INSTRUCTION. Pull each line holding the word "abaúj" from the data.

[Records excerpted from a collection]
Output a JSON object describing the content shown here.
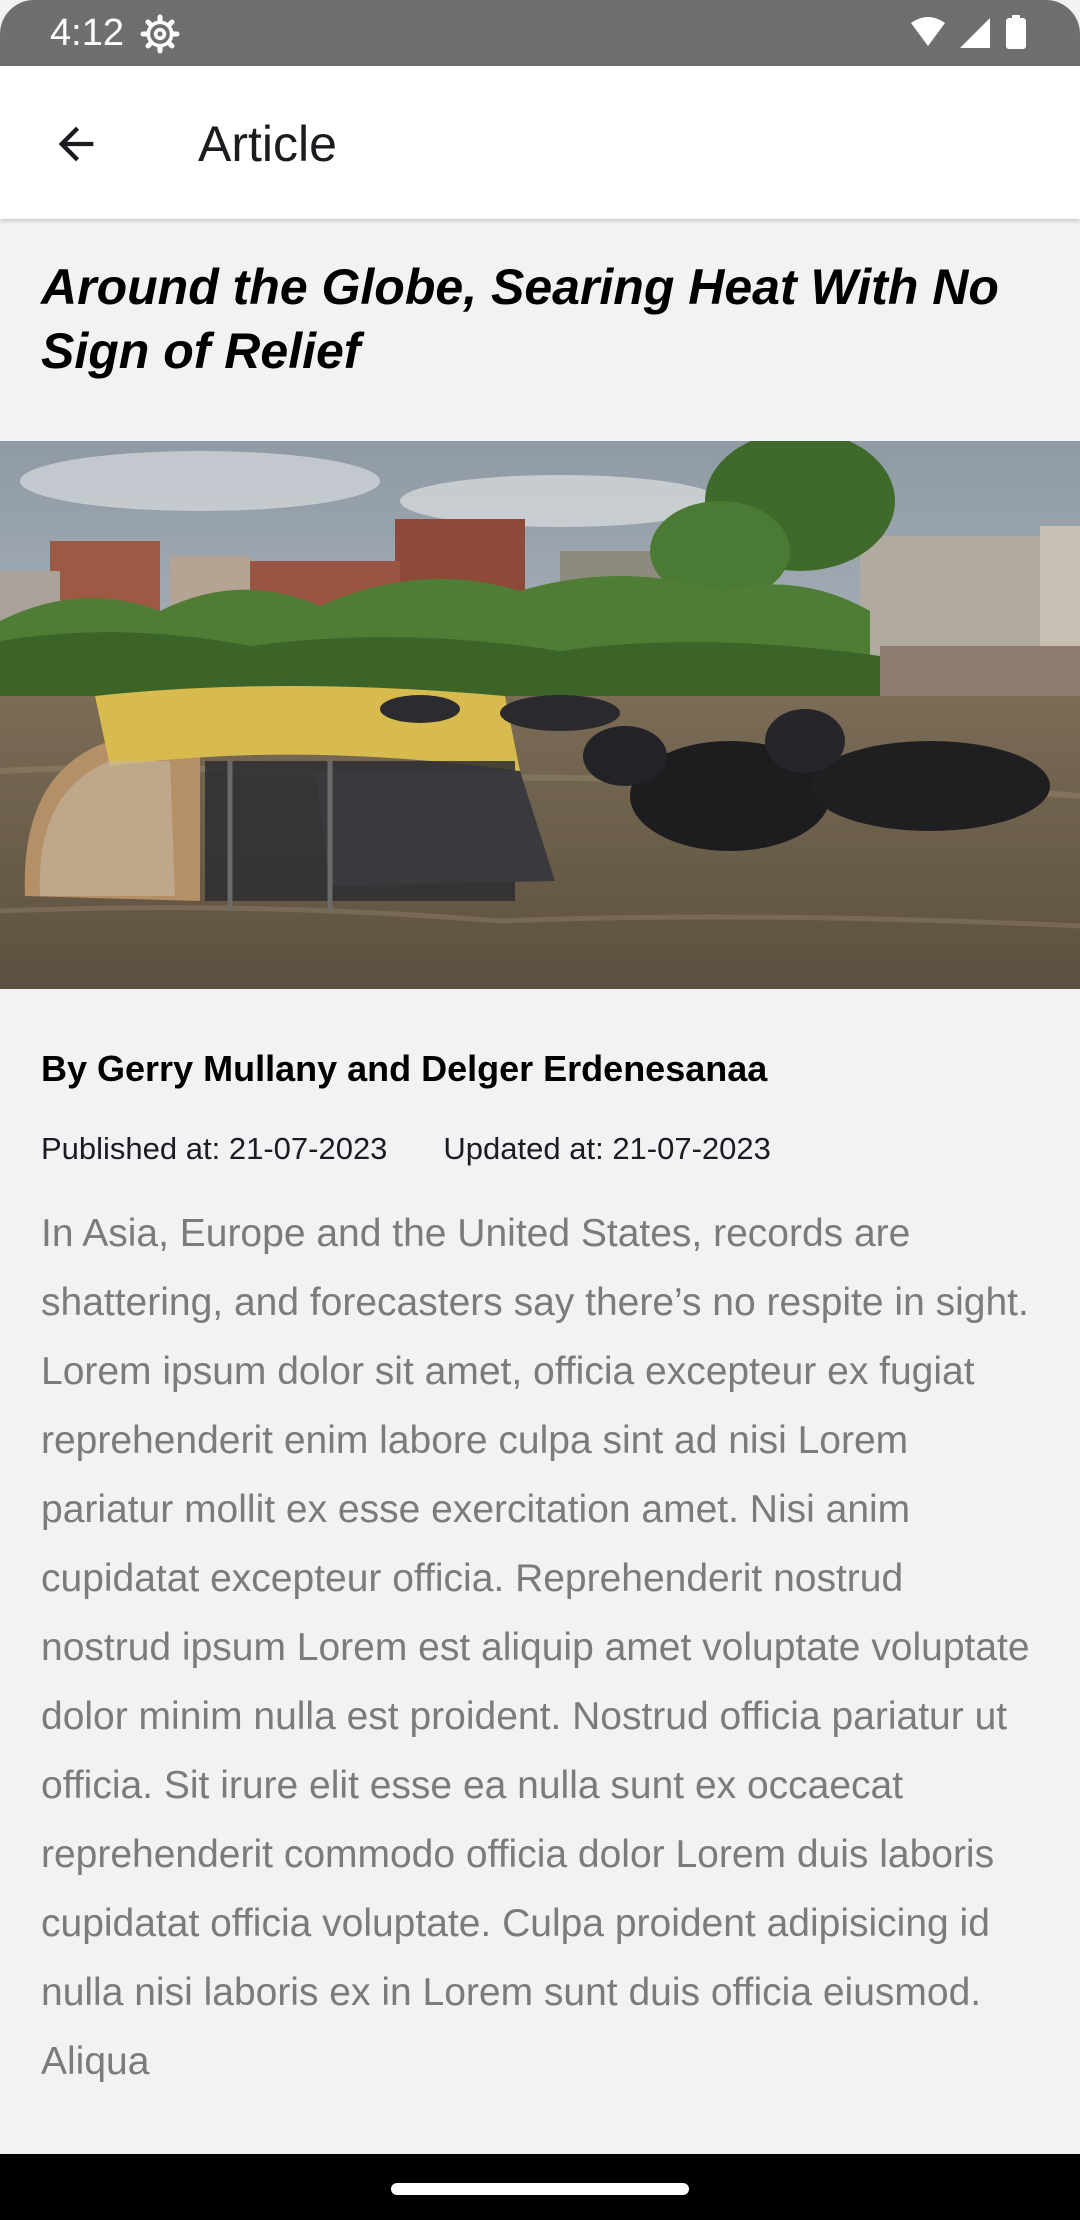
{
  "status_bar": {
    "time": "4:12",
    "icons": [
      "settings-gear-icon",
      "wifi-icon",
      "signal-icon",
      "battery-icon"
    ]
  },
  "app_bar": {
    "back_icon": "arrow-back-icon",
    "title": "Article"
  },
  "article": {
    "headline": "Around the Globe, Searing Heat With No Sign of Relief",
    "image_description": "flooded-street-with-rickshaw-and-water-buffalo",
    "byline": "By Gerry Mullany and Delger Erdenesanaa",
    "published": "Published at: 21-07-2023",
    "updated": "Updated at: 21-07-2023",
    "summary": "In Asia, Europe and the United States, records are shattering, and forecasters say there’s no respite in sight.",
    "body": "Lorem ipsum dolor sit amet, officia excepteur ex fugiat reprehenderit enim labore culpa sint ad nisi Lorem pariatur mollit ex esse exercitation amet. Nisi anim cupidatat excepteur officia. Reprehenderit nostrud nostrud ipsum Lorem est aliquip amet voluptate voluptate dolor minim nulla est proident. Nostrud officia pariatur ut officia. Sit irure elit esse ea nulla sunt ex occaecat reprehenderit commodo officia dolor Lorem duis laboris cupidatat officia voluptate. Culpa proident adipisicing id nulla nisi laboris ex in Lorem sunt duis officia eiusmod. Aliqua"
  },
  "colors": {
    "status_bar": "#6f6f6f",
    "app_bar": "#ffffff",
    "background": "#f2f1f3",
    "body_text": "#7b7b7b",
    "nav_bar": "#000000"
  }
}
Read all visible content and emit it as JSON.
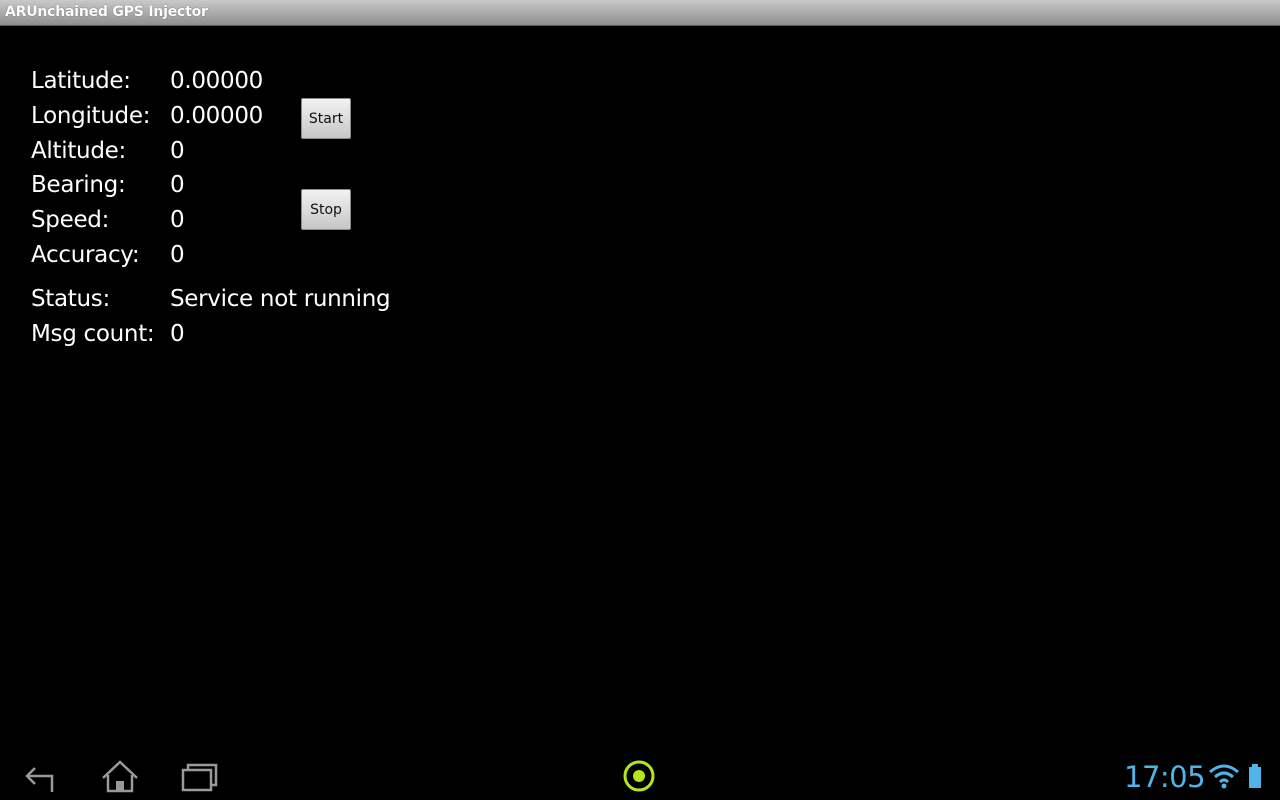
{
  "app": {
    "title": "ARUnchained GPS Injector"
  },
  "fields": [
    {
      "label": "Latitude:",
      "value": "0.00000"
    },
    {
      "label": "Longitude:",
      "value": "0.00000"
    },
    {
      "label": "Altitude:",
      "value": "0"
    },
    {
      "label": "Bearing:",
      "value": "0"
    },
    {
      "label": "Speed:",
      "value": "0"
    },
    {
      "label": "Accuracy:",
      "value": "0"
    }
  ],
  "status": {
    "label": "Status:",
    "value": "Service not running"
  },
  "msg_count": {
    "label": "Msg count:",
    "value": "0"
  },
  "buttons": {
    "start": "Start",
    "stop": "Stop"
  },
  "system_bar": {
    "time": "17:05",
    "icons": [
      "back-icon",
      "home-icon",
      "recent-apps-icon",
      "gps-active-icon",
      "wifi-icon",
      "battery-icon"
    ],
    "clock_color": "#4fb5e8",
    "notification_color": "#b5e61d"
  }
}
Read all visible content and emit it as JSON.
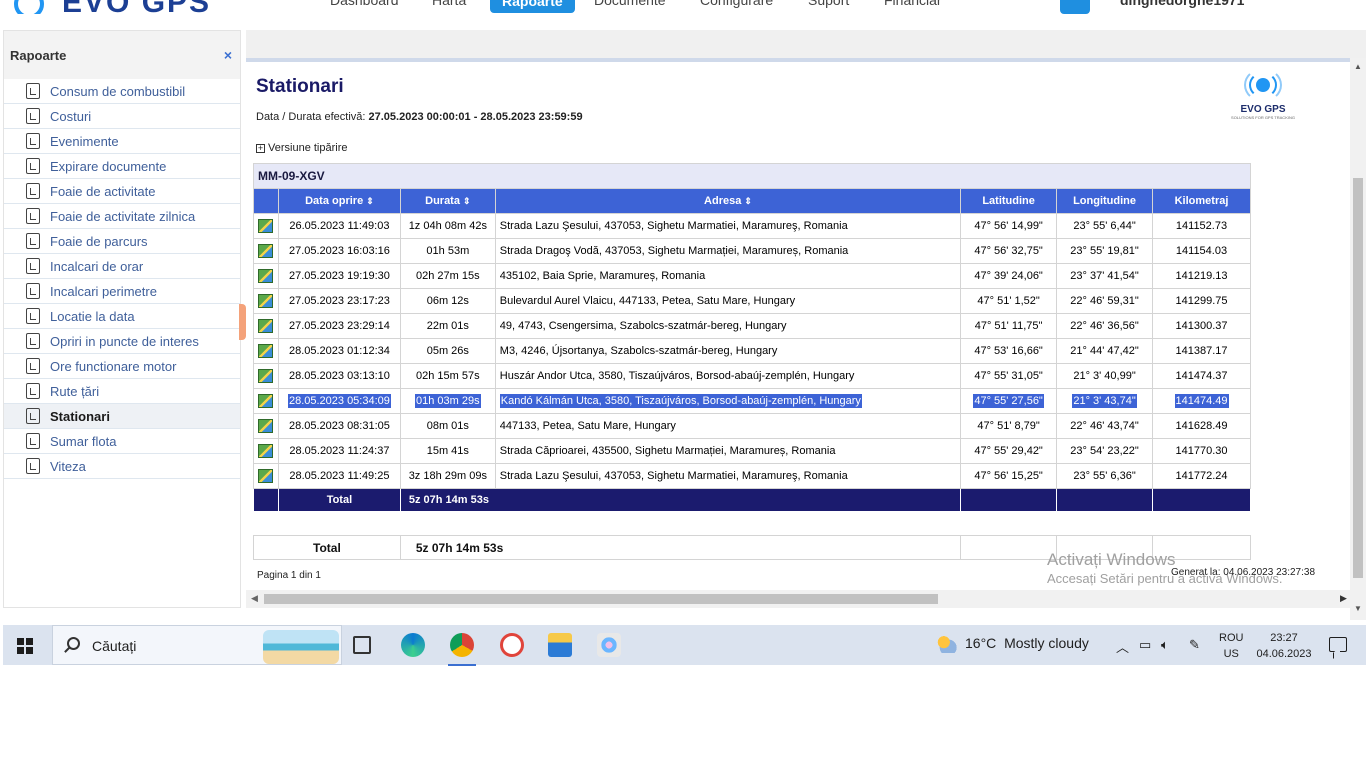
{
  "topnav": {
    "brand": "EVO GPS",
    "items": [
      "Dashboard",
      "Harta",
      "Rapoarte",
      "Documente",
      "Configurare",
      "Suport",
      "Financiar"
    ],
    "active": "Rapoarte",
    "user": "dinghedorghe1971"
  },
  "sidebar": {
    "title": "Rapoarte",
    "close": "×",
    "items": [
      "Consum de combustibil",
      "Costuri",
      "Evenimente",
      "Expirare documente",
      "Foaie de activitate",
      "Foaie de activitate zilnica",
      "Foaie de parcurs",
      "Incalcari de orar",
      "Incalcari perimetre",
      "Locatie la data",
      "Opriri in puncte de interes",
      "Ore functionare motor",
      "Rute țări",
      "Stationari",
      "Sumar flota",
      "Viteza"
    ],
    "active_index": 13
  },
  "report": {
    "title": "Stationari",
    "period_label": "Data / Durata efectivă:",
    "period_value": "27.05.2023 00:00:01 - 28.05.2023 23:59:59",
    "print_version": "Versiune tipărire",
    "logo_text": "EVO GPS",
    "logo_tagline": "SOLUTIONS FOR GPS TRACKING",
    "vehicle": "MM-09-XGV",
    "columns": [
      "Data oprire",
      "Durata",
      "Adresa",
      "Latitudine",
      "Longitudine",
      "Kilometraj"
    ],
    "sort_glyph": "⇕",
    "rows": [
      {
        "date": "26.05.2023 11:49:03",
        "duration": "1z 04h 08m 42s",
        "address": "Strada Lazu Şesului,  437053, Sighetu Marmatiei, Maramureş, Romania",
        "lat": "47° 56' 14,99\"",
        "lon": "23° 55' 6,44\"",
        "km": "141152.73"
      },
      {
        "date": "27.05.2023 16:03:16",
        "duration": "01h 53m",
        "address": "Strada Dragoş Vodă,  437053, Sighetu Marmației, Maramureș, Romania",
        "lat": "47° 56' 32,75\"",
        "lon": "23° 55' 19,81\"",
        "km": "141154.03"
      },
      {
        "date": "27.05.2023 19:19:30",
        "duration": "02h 27m 15s",
        "address": "435102, Baia Sprie, Maramureș, Romania",
        "lat": "47° 39' 24,06\"",
        "lon": "23° 37' 41,54\"",
        "km": "141219.13"
      },
      {
        "date": "27.05.2023 23:17:23",
        "duration": "06m 12s",
        "address": "Bulevardul Aurel Vlaicu,  447133, Petea, Satu Mare, Hungary",
        "lat": "47° 51' 1,52\"",
        "lon": "22° 46' 59,31\"",
        "km": "141299.75"
      },
      {
        "date": "27.05.2023 23:29:14",
        "duration": "22m 01s",
        "address": "49,  4743, Csengersima, Szabolcs-szatmár-bereg, Hungary",
        "lat": "47° 51' 11,75\"",
        "lon": "22° 46' 36,56\"",
        "km": "141300.37"
      },
      {
        "date": "28.05.2023 01:12:34",
        "duration": "05m 26s",
        "address": "M3,  4246, Újsortanya, Szabolcs-szatmár-bereg, Hungary",
        "lat": "47° 53' 16,66\"",
        "lon": "21° 44' 47,42\"",
        "km": "141387.17"
      },
      {
        "date": "28.05.2023 03:13:10",
        "duration": "02h 15m 57s",
        "address": "Huszár Andor Utca,  3580, Tiszaújváros, Borsod-abaúj-zemplén, Hungary",
        "lat": "47° 55' 31,05\"",
        "lon": "21° 3' 40,99\"",
        "km": "141474.37"
      },
      {
        "date": "28.05.2023 05:34:09",
        "duration": "01h 03m 29s",
        "address": "Kandó Kálmán Utca,  3580, Tiszaújváros, Borsod-abaúj-zemplén, Hungary",
        "lat": "47° 55' 27,56\"",
        "lon": "21° 3' 43,74\"",
        "km": "141474.49",
        "selected": true
      },
      {
        "date": "28.05.2023 08:31:05",
        "duration": "08m 01s",
        "address": "447133, Petea, Satu Mare, Hungary",
        "lat": "47° 51' 8,79\"",
        "lon": "22° 46' 43,74\"",
        "km": "141628.49"
      },
      {
        "date": "28.05.2023 11:24:37",
        "duration": "15m 41s",
        "address": "Strada Căprioarei,  435500, Sighetu Marmației, Maramureș, Romania",
        "lat": "47° 55' 29,42\"",
        "lon": "23° 54' 23,22\"",
        "km": "141770.30"
      },
      {
        "date": "28.05.2023 11:49:25",
        "duration": "3z 18h 29m 09s",
        "address": "Strada Lazu Şesului,  437053, Sighetu Marmatiei, Maramureş, Romania",
        "lat": "47° 56' 15,25\"",
        "lon": "23° 55' 6,36\"",
        "km": "141772.24"
      }
    ],
    "total_label": "Total",
    "total_value": "5z 07h 14m 53s",
    "grand_total_label": "Total",
    "grand_total_value": "5z 07h 14m 53s",
    "page": "Pagina 1 din 1",
    "generated": "Generat la: 04.06.2023 23:27:38"
  },
  "watermark": {
    "line1": "Activați Windows",
    "line2": "Accesați Setări pentru a activa Windows."
  },
  "taskbar": {
    "search_placeholder": "Căutați",
    "temperature": "16°C",
    "weather": "Mostly cloudy",
    "lang1": "ROU",
    "lang2": "US",
    "time": "23:27",
    "date": "04.06.2023"
  },
  "colors": {
    "header_blue": "#3d63d6",
    "total_navy": "#1b1b6e",
    "title_navy": "#1a1a66",
    "vehicle_row": "#e6e8f7",
    "accent_orange": "#f4a27a"
  }
}
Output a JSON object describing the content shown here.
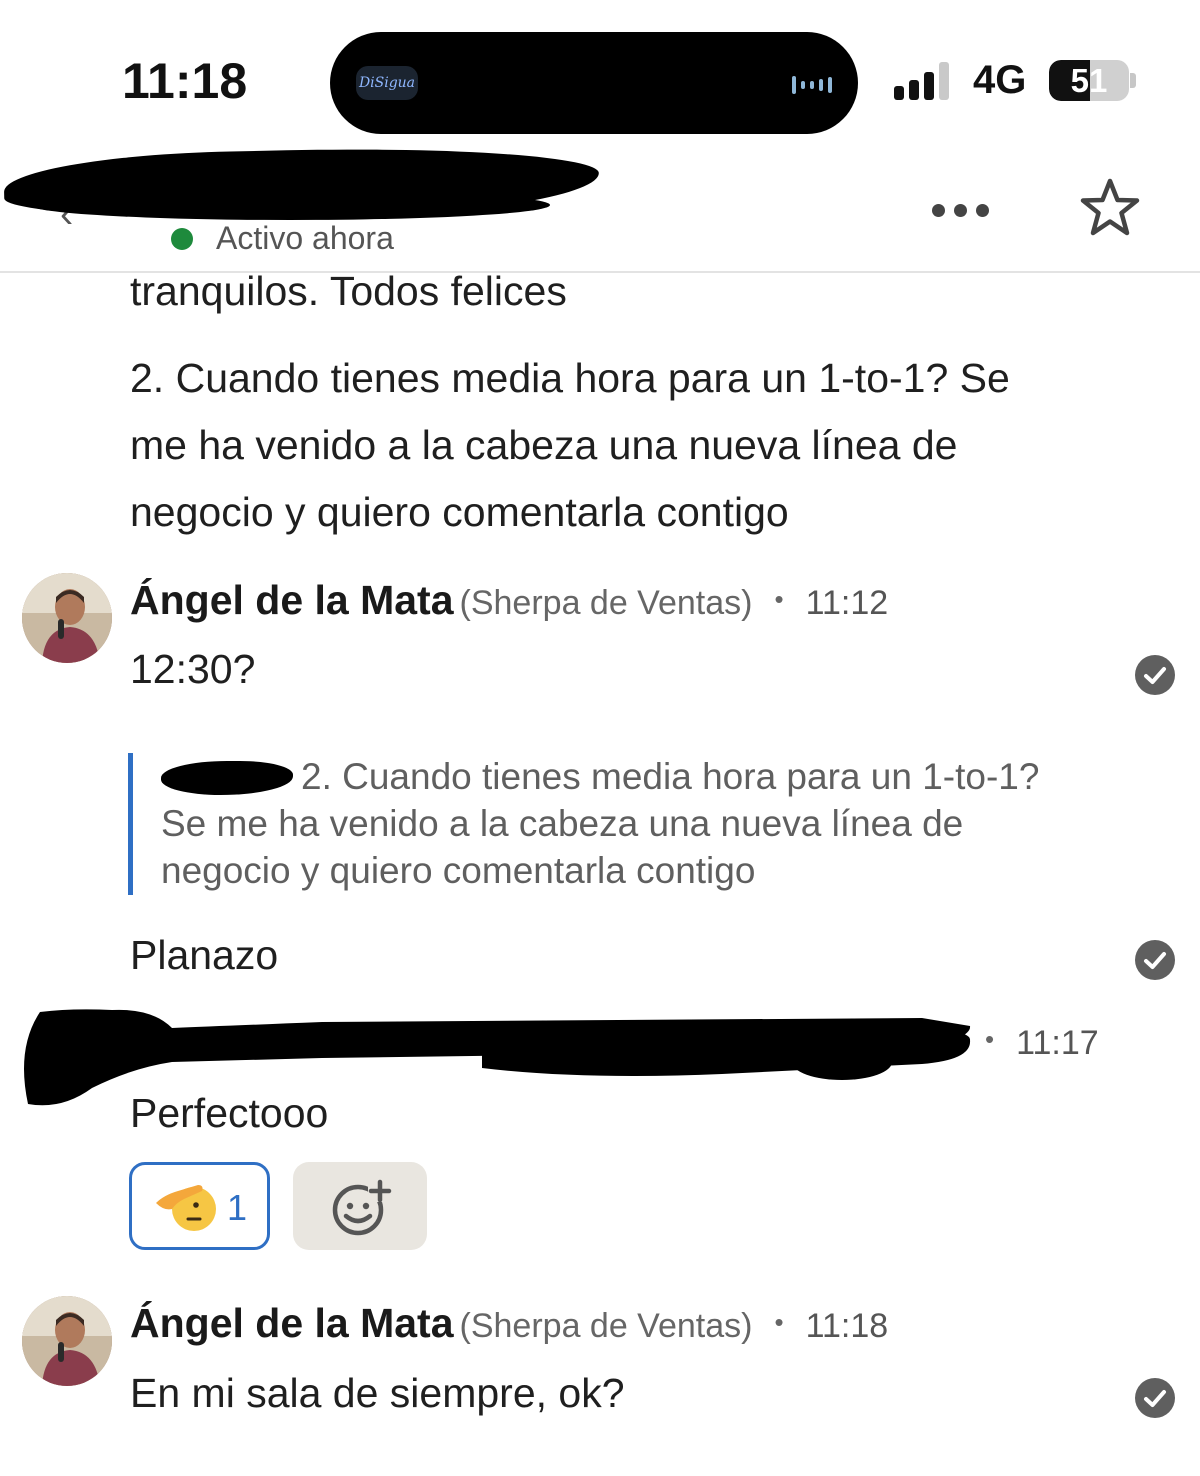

RESULT OF THE EXERCISE.
        "address": "Huszár Andor Utca,  3580, Tiszaújváros, Borsod-abaúj-zemplén, Hungary",
        "address": "Kandó Kálmán Utca,  3580, Tiszaújváros, Borsod-abaúj-zemplén, Hungary",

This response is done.